_Description of the task:_ Give every line back verbatim, dropping all images.

+ + + +

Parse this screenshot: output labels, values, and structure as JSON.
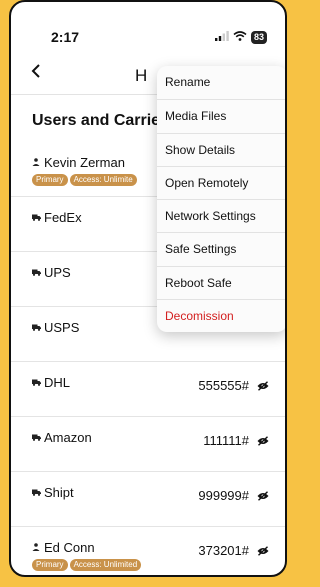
{
  "status_bar": {
    "time": "2:17",
    "battery": "83",
    "signal_icon": "signal-bars-icon",
    "wifi_icon": "wifi-icon"
  },
  "nav": {
    "back_icon": "chevron-left-icon",
    "title_fragment": "H"
  },
  "section": {
    "title": "Users and Carrie"
  },
  "rows": [
    {
      "type": "user",
      "label": "Kevin Zerman",
      "code": "",
      "badges": [
        "Primary",
        "Access: Unlimite"
      ]
    },
    {
      "type": "carrier",
      "label": "FedEx",
      "code": ""
    },
    {
      "type": "carrier",
      "label": "UPS",
      "code": ""
    },
    {
      "type": "carrier",
      "label": "USPS",
      "code": ""
    },
    {
      "type": "carrier",
      "label": "DHL",
      "code": "555555#"
    },
    {
      "type": "carrier",
      "label": "Amazon",
      "code": "111111#"
    },
    {
      "type": "carrier",
      "label": "Shipt",
      "code": "999999#"
    },
    {
      "type": "user",
      "label": "Ed Conn",
      "code": "373201#",
      "badges": [
        "Primary",
        "Access: Unlimited"
      ]
    }
  ],
  "menu": {
    "items": [
      {
        "label": "Rename",
        "danger": false
      },
      {
        "label": "Media Files",
        "danger": false
      },
      {
        "label": "Show Details",
        "danger": false
      },
      {
        "label": "Open Remotely",
        "danger": false
      },
      {
        "label": "Network Settings",
        "danger": false
      },
      {
        "label": "Safe Settings",
        "danger": false
      },
      {
        "label": "Reboot Safe",
        "danger": false
      },
      {
        "label": "Decomission",
        "danger": true
      }
    ]
  },
  "colors": {
    "background": "#f7c244",
    "badge": "#c9924a",
    "danger": "#d32020"
  }
}
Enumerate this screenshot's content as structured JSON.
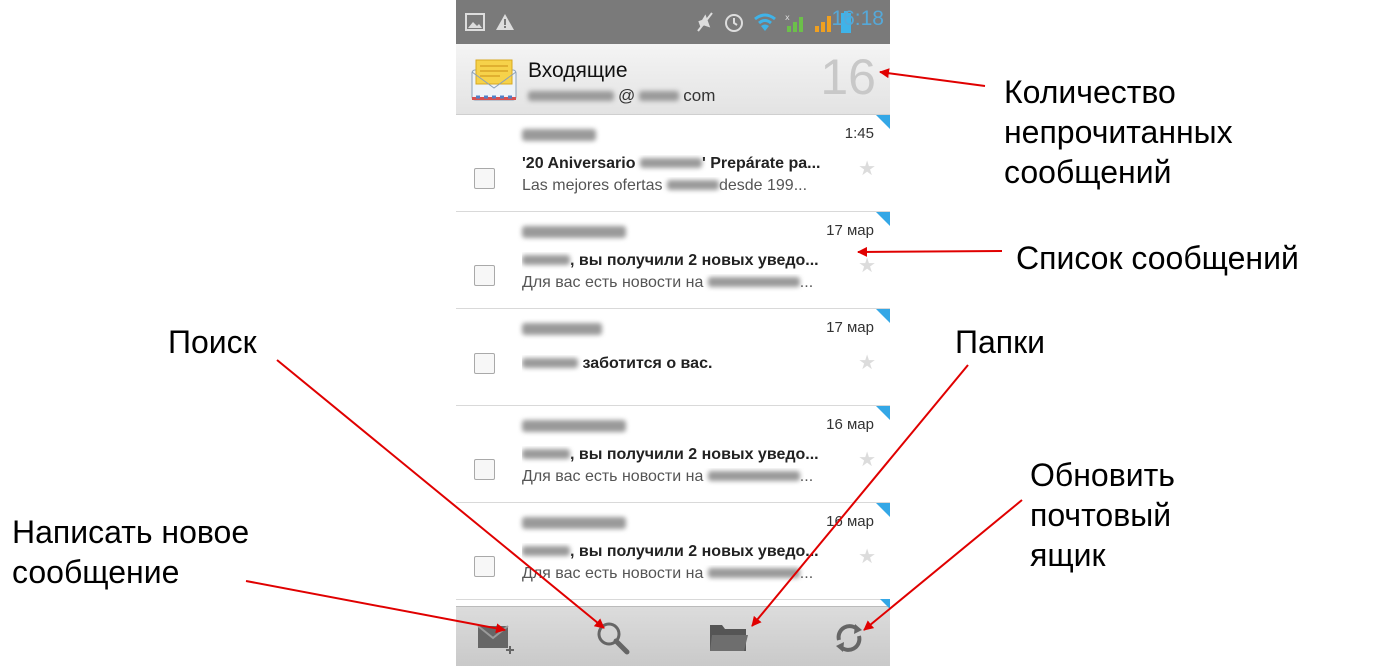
{
  "status_bar": {
    "time": "16:18",
    "icons": [
      "gallery-icon",
      "warning-icon",
      "mute-icon",
      "alarm-icon",
      "wifi-icon",
      "signal-icon",
      "signal-icon",
      "battery-icon"
    ]
  },
  "header": {
    "folder": "Входящие",
    "account_at": "@",
    "account_domain": "com",
    "unread_count": "16"
  },
  "messages": [
    {
      "time": "1:45",
      "subject_a": "'20 Aniversario ",
      "subject_b": "' Prepárate pa...",
      "preview_a": "Las mejores ofertas ",
      "preview_b": "desde 199..."
    },
    {
      "time": "17 мар",
      "subject_a": "",
      "subject_b": ", вы получили 2 новых уведо...",
      "preview_a": "Для вас есть новости на ",
      "preview_b": "..."
    },
    {
      "time": "17 мар",
      "subject_a": "",
      "subject_b": " заботится о вас.",
      "preview_a": "",
      "preview_b": ""
    },
    {
      "time": "16 мар",
      "subject_a": "",
      "subject_b": ", вы получили 2 новых уведо...",
      "preview_a": "Для вас есть новости на ",
      "preview_b": "..."
    },
    {
      "time": "16 мар",
      "subject_a": "",
      "subject_b": ", вы получили 2 новых уведо...",
      "preview_a": "Для вас есть новости на ",
      "preview_b": "..."
    }
  ],
  "bottom_bar": {
    "buttons": [
      "compose-icon",
      "search-icon",
      "folder-icon",
      "refresh-icon"
    ]
  },
  "annotations": {
    "unread_line1": "Количество",
    "unread_line2": "непрочитанных",
    "unread_line3": "сообщений",
    "list": "Список сообщений",
    "search": "Поиск",
    "folders": "Папки",
    "refresh_line1": "Обновить",
    "refresh_line2": "почтовый",
    "refresh_line3": "ящик",
    "compose_line1": "Написать новое",
    "compose_line2": "сообщение"
  },
  "colors": {
    "status_bar": "#7a7a7a",
    "time": "#55a8d8",
    "unread_flag": "#34a7e6",
    "arrow": "#e00000"
  }
}
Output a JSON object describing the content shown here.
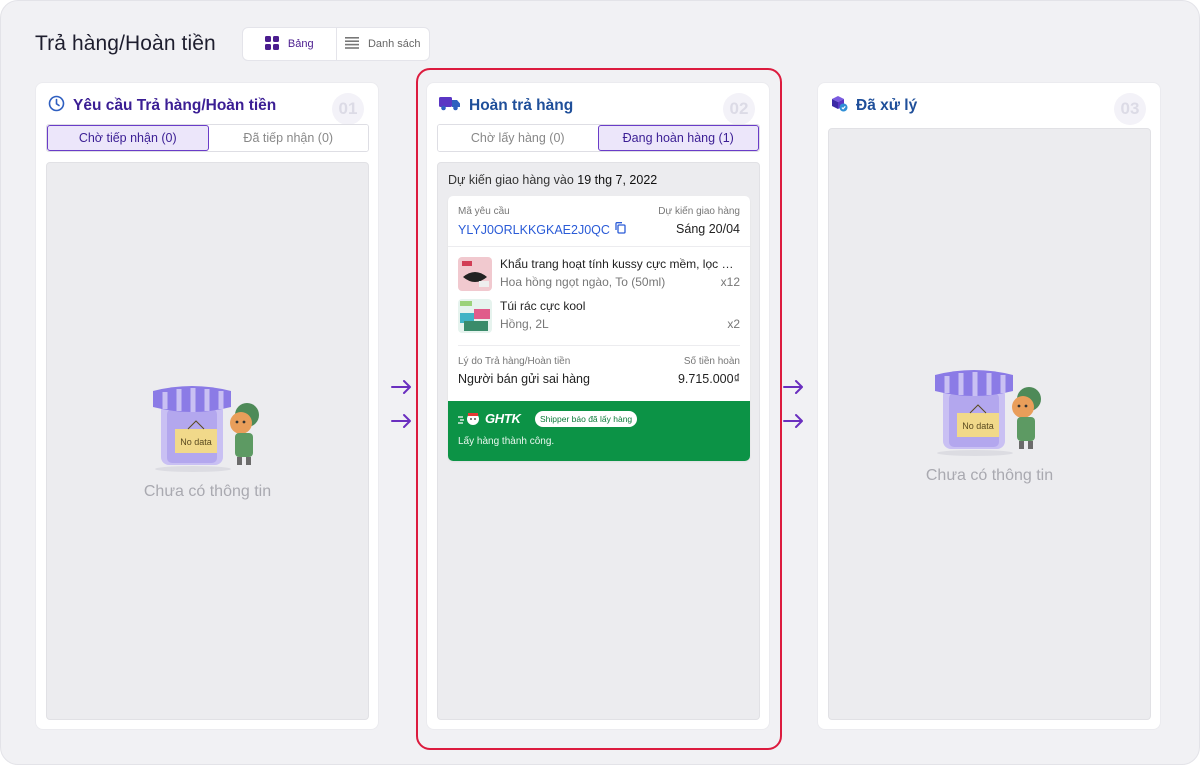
{
  "page": {
    "title": "Trả hàng/Hoàn tiền",
    "view_toggle": {
      "board_label": "Bảng",
      "list_label": "Danh sách",
      "active": "board"
    }
  },
  "columns": [
    {
      "title": "Yêu cầu Trả hàng/Hoàn tiền",
      "number": "01",
      "icon": "clock-icon",
      "tabs": [
        {
          "label": "Chờ tiếp nhận (0)",
          "active": true
        },
        {
          "label": "Đã tiếp nhận (0)",
          "active": false
        }
      ],
      "empty": {
        "badge": "No data",
        "message": "Chưa có thông tin"
      }
    },
    {
      "title": "Hoàn trả hàng",
      "number": "02",
      "icon": "truck-icon",
      "tabs": [
        {
          "label": "Chờ lấy hàng (0)",
          "active": false
        },
        {
          "label": "Đang hoàn hàng  (1)",
          "active": true
        }
      ],
      "group_prefix": "Dự kiến giao hàng vào ",
      "group_date": "19 thg 7, 2022",
      "card": {
        "request_code_label": "Mã yêu cầu",
        "request_code": "YLYJ0ORLKKGKAE2J0QC",
        "expected_label": "Dự kiến giao hàng",
        "expected_value": "Sáng 20/04",
        "items": [
          {
            "name": "Khẩu trang hoạt tính kussy cực mềm, lọc bụi siêu mịn",
            "variant": "Hoa hồng ngọt ngào, To (50ml)",
            "qty": "x12"
          },
          {
            "name": "Túi rác cực kool",
            "variant": "Hồng, 2L",
            "qty": "x2"
          }
        ],
        "reason_label": "Lý do Trả hàng/Hoàn tiền",
        "reason_value": "Người bán gửi sai hàng",
        "refund_label": "Số tiền hoàn",
        "refund_value": "9.715.000₫",
        "carrier": "GHTK",
        "carrier_status": "Shipper báo đã lấy hàng",
        "carrier_note": "Lấy hàng thành công.",
        "carrier_color": "#0c9346"
      }
    },
    {
      "title": "Đã xử lý",
      "number": "03",
      "icon": "box-check-icon",
      "empty": {
        "badge": "No data",
        "message": "Chưa có thông tin"
      }
    }
  ],
  "colors": {
    "accent": "#3b1e94",
    "highlight": "#dc1b3e",
    "link": "#2a5bd7"
  }
}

+ + + +

_Output for this task:_
Parse this screenshot: output labels, values, and structure as JSON.
{
  "status_bar": {
    "time": "2:17",
    "battery": "83",
    "signal_icon": "signal-bars-icon",
    "wifi_icon": "wifi-icon"
  },
  "nav": {
    "back_icon": "chevron-left-icon",
    "title_fragment": "H"
  },
  "section": {
    "title": "Users and Carrie"
  },
  "rows": [
    {
      "type": "user",
      "label": "Kevin Zerman",
      "code": "",
      "badges": [
        "Primary",
        "Access: Unlimite"
      ]
    },
    {
      "type": "carrier",
      "label": "FedEx",
      "code": ""
    },
    {
      "type": "carrier",
      "label": "UPS",
      "code": ""
    },
    {
      "type": "carrier",
      "label": "USPS",
      "code": ""
    },
    {
      "type": "carrier",
      "label": "DHL",
      "code": "555555#"
    },
    {
      "type": "carrier",
      "label": "Amazon",
      "code": "111111#"
    },
    {
      "type": "carrier",
      "label": "Shipt",
      "code": "999999#"
    },
    {
      "type": "user",
      "label": "Ed Conn",
      "code": "373201#",
      "badges": [
        "Primary",
        "Access: Unlimited"
      ]
    }
  ],
  "menu": {
    "items": [
      {
        "label": "Rename",
        "danger": false
      },
      {
        "label": "Media Files",
        "danger": false
      },
      {
        "label": "Show Details",
        "danger": false
      },
      {
        "label": "Open Remotely",
        "danger": false
      },
      {
        "label": "Network Settings",
        "danger": false
      },
      {
        "label": "Safe Settings",
        "danger": false
      },
      {
        "label": "Reboot Safe",
        "danger": false
      },
      {
        "label": "Decomission",
        "danger": true
      }
    ]
  },
  "colors": {
    "background": "#f7c244",
    "badge": "#c9924a",
    "danger": "#d32020"
  }
}
Enumerate this screenshot's content as structured JSON.
{
  "status_bar": {
    "time": "16:18",
    "icons": [
      "gallery-icon",
      "warning-icon",
      "mute-icon",
      "alarm-icon",
      "wifi-icon",
      "signal-icon",
      "signal-icon",
      "battery-icon"
    ]
  },
  "header": {
    "folder": "Входящие",
    "account_at": "@",
    "account_domain": "com",
    "unread_count": "16"
  },
  "messages": [
    {
      "time": "1:45",
      "subject_a": "'20 Aniversario ",
      "subject_b": "' Prepárate pa...",
      "preview_a": "Las mejores ofertas ",
      "preview_b": "desde 199..."
    },
    {
      "time": "17 мар",
      "subject_a": "",
      "subject_b": ", вы получили 2 новых уведо...",
      "preview_a": "Для вас есть новости на ",
      "preview_b": "..."
    },
    {
      "time": "17 мар",
      "subject_a": "",
      "subject_b": " заботится о вас.",
      "preview_a": "",
      "preview_b": ""
    },
    {
      "time": "16 мар",
      "subject_a": "",
      "subject_b": ", вы получили 2 новых уведо...",
      "preview_a": "Для вас есть новости на ",
      "preview_b": "..."
    },
    {
      "time": "16 мар",
      "subject_a": "",
      "subject_b": ", вы получили 2 новых уведо...",
      "preview_a": "Для вас есть новости на ",
      "preview_b": "..."
    }
  ],
  "bottom_bar": {
    "buttons": [
      "compose-icon",
      "search-icon",
      "folder-icon",
      "refresh-icon"
    ]
  },
  "annotations": {
    "unread_line1": "Количество",
    "unread_line2": "непрочитанных",
    "unread_line3": "сообщений",
    "list": "Список сообщений",
    "search": "Поиск",
    "folders": "Папки",
    "refresh_line1": "Обновить",
    "refresh_line2": "почтовый",
    "refresh_line3": "ящик",
    "compose_line1": "Написать новое",
    "compose_line2": "сообщение"
  },
  "colors": {
    "status_bar": "#7a7a7a",
    "time": "#55a8d8",
    "unread_flag": "#34a7e6",
    "arrow": "#e00000"
  }
}
Output a JSON object describing the content shown here.
{
  "page": {
    "title": "Trả hàng/Hoàn tiền",
    "view_toggle": {
      "board_label": "Bảng",
      "list_label": "Danh sách",
      "active": "board"
    }
  },
  "columns": [
    {
      "title": "Yêu cầu Trả hàng/Hoàn tiền",
      "number": "01",
      "icon": "clock-icon",
      "tabs": [
        {
          "label": "Chờ tiếp nhận (0)",
          "active": true
        },
        {
          "label": "Đã tiếp nhận (0)",
          "active": false
        }
      ],
      "empty": {
        "badge": "No data",
        "message": "Chưa có thông tin"
      }
    },
    {
      "title": "Hoàn trả hàng",
      "number": "02",
      "icon": "truck-icon",
      "tabs": [
        {
          "label": "Chờ lấy hàng (0)",
          "active": false
        },
        {
          "label": "Đang hoàn hàng  (1)",
          "active": true
        }
      ],
      "group_prefix": "Dự kiến giao hàng vào ",
      "group_date": "19 thg 7, 2022",
      "card": {
        "request_code_label": "Mã yêu cầu",
        "request_code": "YLYJ0ORLKKGKAE2J0QC",
        "expected_label": "Dự kiến giao hàng",
        "expected_value": "Sáng 20/04",
        "items": [
          {
            "name": "Khẩu trang hoạt tính kussy cực mềm, lọc bụi siêu mịn",
            "variant": "Hoa hồng ngọt ngào, To (50ml)",
            "qty": "x12"
          },
          {
            "name": "Túi rác cực kool",
            "variant": "Hồng, 2L",
            "qty": "x2"
          }
        ],
        "reason_label": "Lý do Trả hàng/Hoàn tiền",
        "reason_value": "Người bán gửi sai hàng",
        "refund_label": "Số tiền hoàn",
        "refund_value": "9.715.000₫",
        "carrier": "GHTK",
        "carrier_status": "Shipper báo đã lấy hàng",
        "carrier_note": "Lấy hàng thành công.",
        "carrier_color": "#0c9346"
      }
    },
    {
      "title": "Đã xử lý",
      "number": "03",
      "icon": "box-check-icon",
      "empty": {
        "badge": "No data",
        "message": "Chưa có thông tin"
      }
    }
  ],
  "colors": {
    "accent": "#3b1e94",
    "highlight": "#dc1b3e",
    "link": "#2a5bd7"
  }
}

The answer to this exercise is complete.